* _Task requirements_
Copy out each line that has "JSON" in it.

* _Given data_
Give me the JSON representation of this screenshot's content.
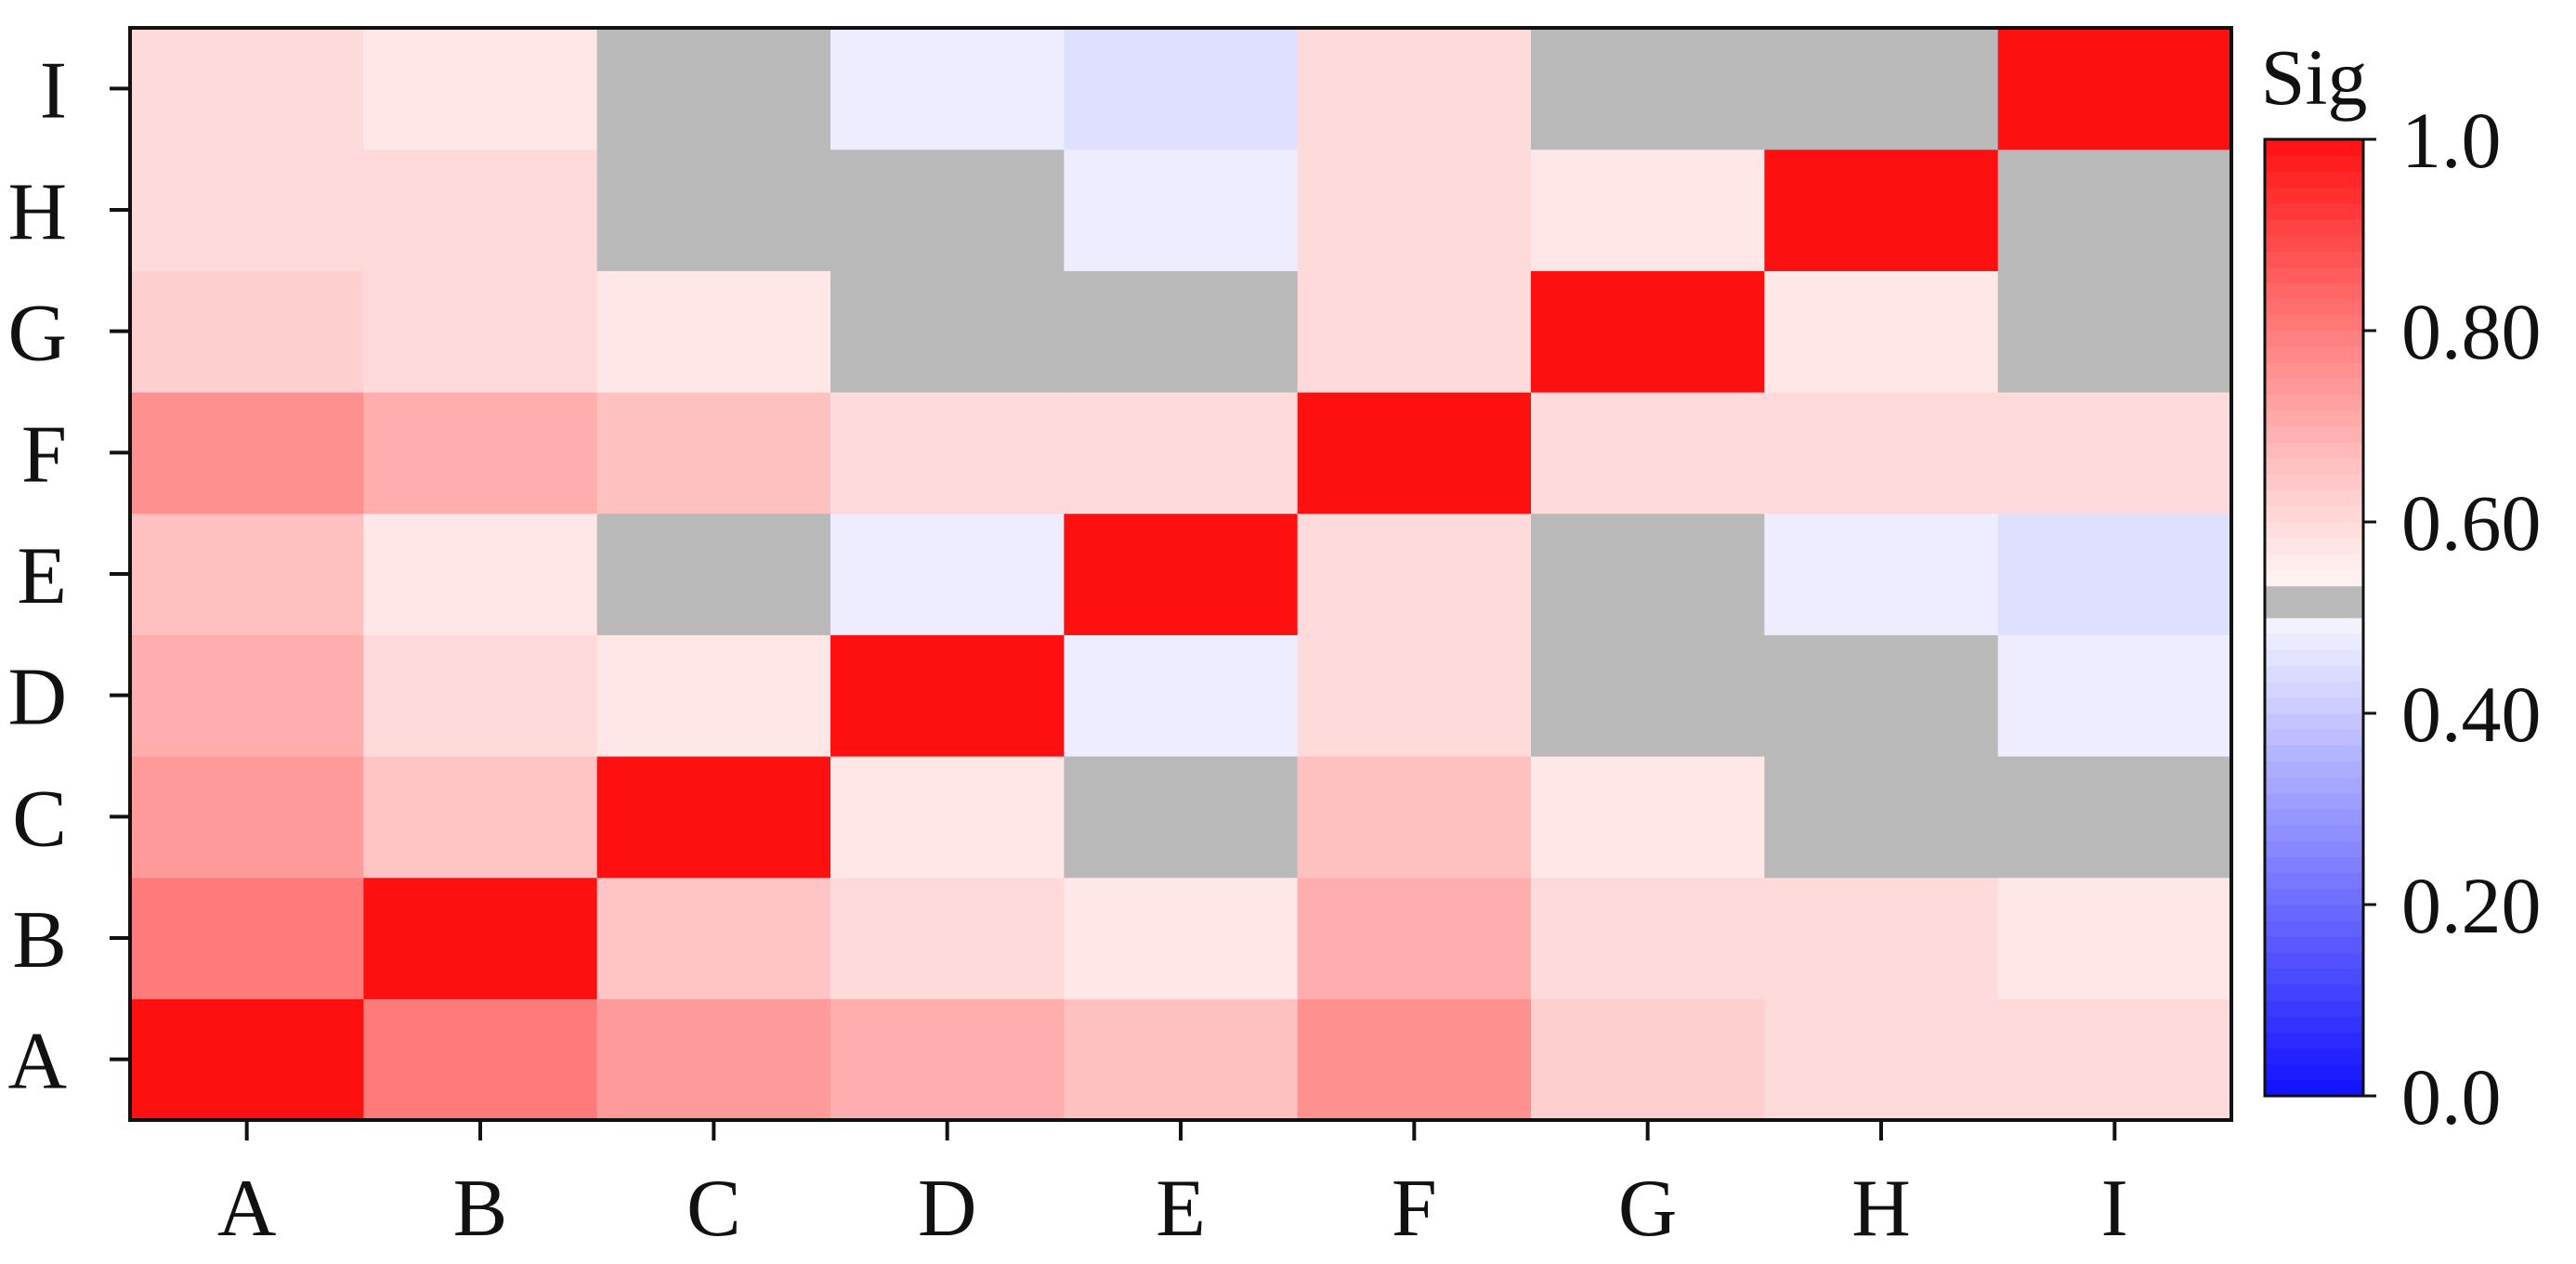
{
  "chart_data": {
    "type": "heatmap",
    "title": "",
    "xlabel": "",
    "ylabel": "",
    "x_categories": [
      "A",
      "B",
      "C",
      "D",
      "E",
      "F",
      "G",
      "H",
      "I"
    ],
    "y_categories": [
      "A",
      "B",
      "C",
      "D",
      "E",
      "F",
      "G",
      "H",
      "I"
    ],
    "values": [
      [
        1.0,
        0.8,
        0.74,
        0.7,
        0.66,
        0.76,
        0.63,
        0.6,
        0.6
      ],
      [
        0.8,
        1.0,
        0.65,
        0.6,
        0.57,
        0.7,
        0.6,
        0.6,
        0.57
      ],
      [
        0.74,
        0.65,
        1.0,
        0.57,
        null,
        0.66,
        0.57,
        null,
        null
      ],
      [
        0.7,
        0.6,
        0.57,
        1.0,
        0.48,
        0.6,
        null,
        null,
        0.48
      ],
      [
        0.66,
        0.57,
        null,
        0.48,
        1.0,
        0.6,
        null,
        0.48,
        0.45
      ],
      [
        0.76,
        0.7,
        0.66,
        0.6,
        0.6,
        1.0,
        0.6,
        0.6,
        0.6
      ],
      [
        0.63,
        0.6,
        0.57,
        null,
        null,
        0.6,
        1.0,
        0.57,
        null
      ],
      [
        0.6,
        0.6,
        null,
        null,
        0.48,
        0.6,
        0.57,
        1.0,
        null
      ],
      [
        0.6,
        0.57,
        null,
        0.48,
        0.45,
        0.6,
        null,
        null,
        1.0
      ]
    ],
    "na_color": "#b9b9b9",
    "colorbar": {
      "title": "Sig",
      "range": [
        0.0,
        1.0
      ],
      "ticks": [
        0.0,
        0.2,
        0.4,
        0.6,
        0.8,
        1.0
      ],
      "tick_labels": [
        "0.0",
        "0.20",
        "0.40",
        "0.60",
        "0.80",
        "1.0"
      ],
      "low_color": "#1010ff",
      "high_color": "#ff1010",
      "grey_band": [
        0.5,
        0.53
      ]
    },
    "grid": false,
    "legend_position": "right"
  }
}
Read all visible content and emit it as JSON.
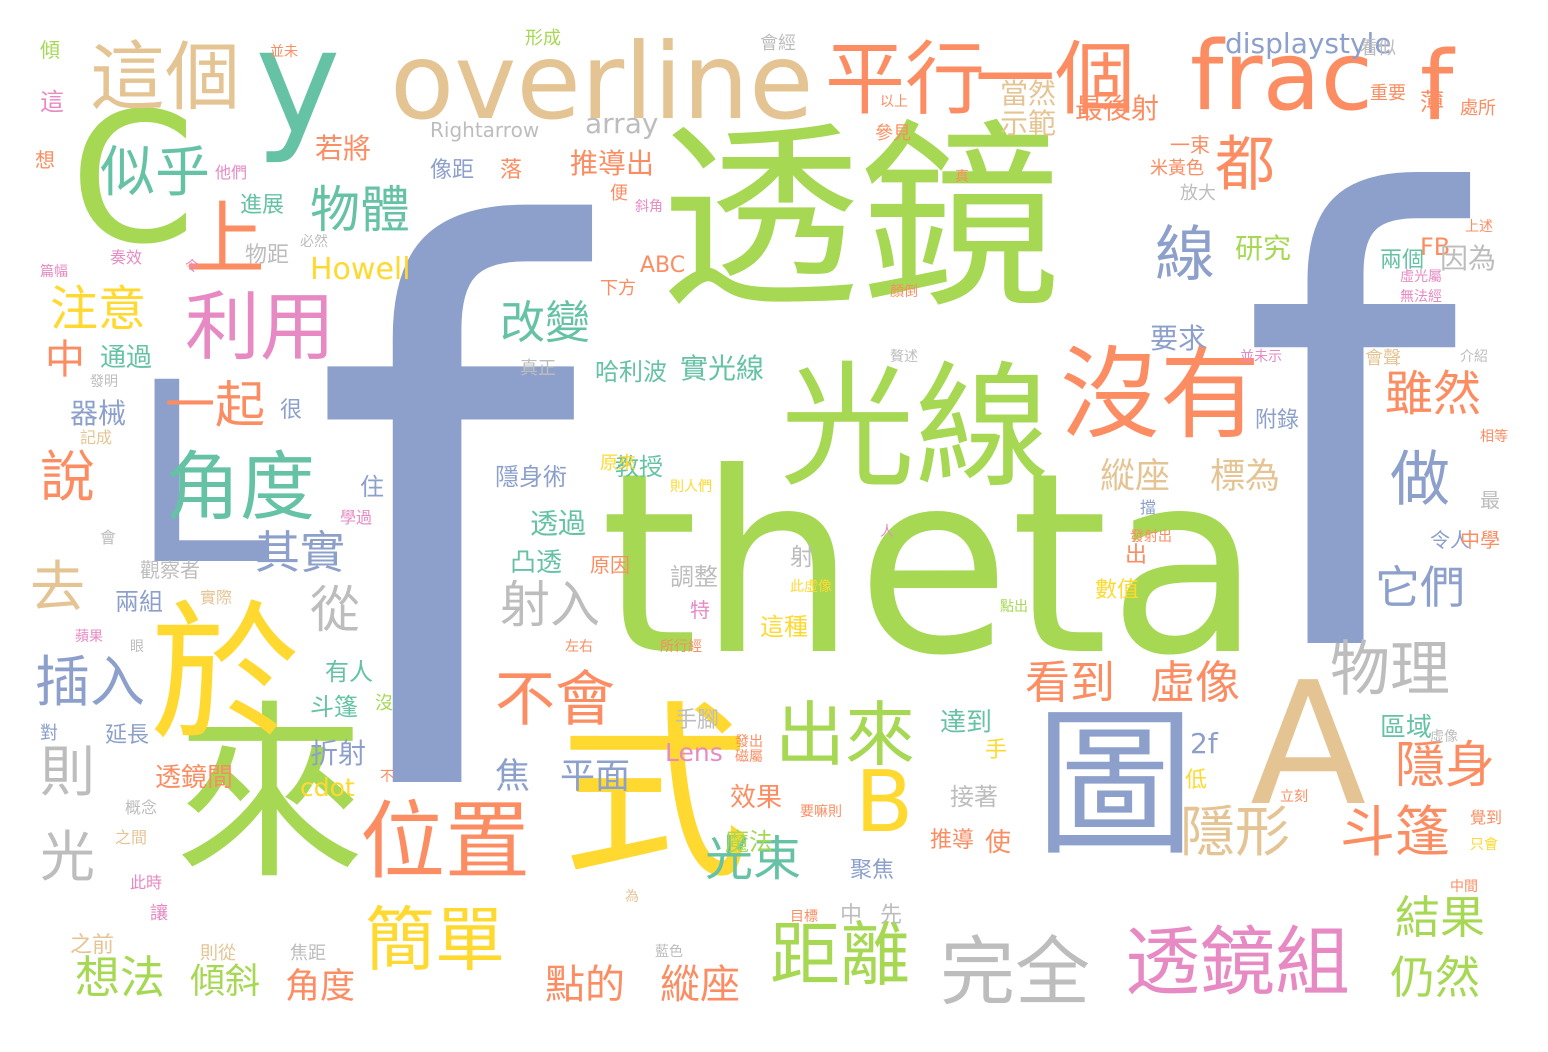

* _Response to the exercise_
Give me the JSON representation of this screenshot's content.
Read all visible content and emit it as JSON.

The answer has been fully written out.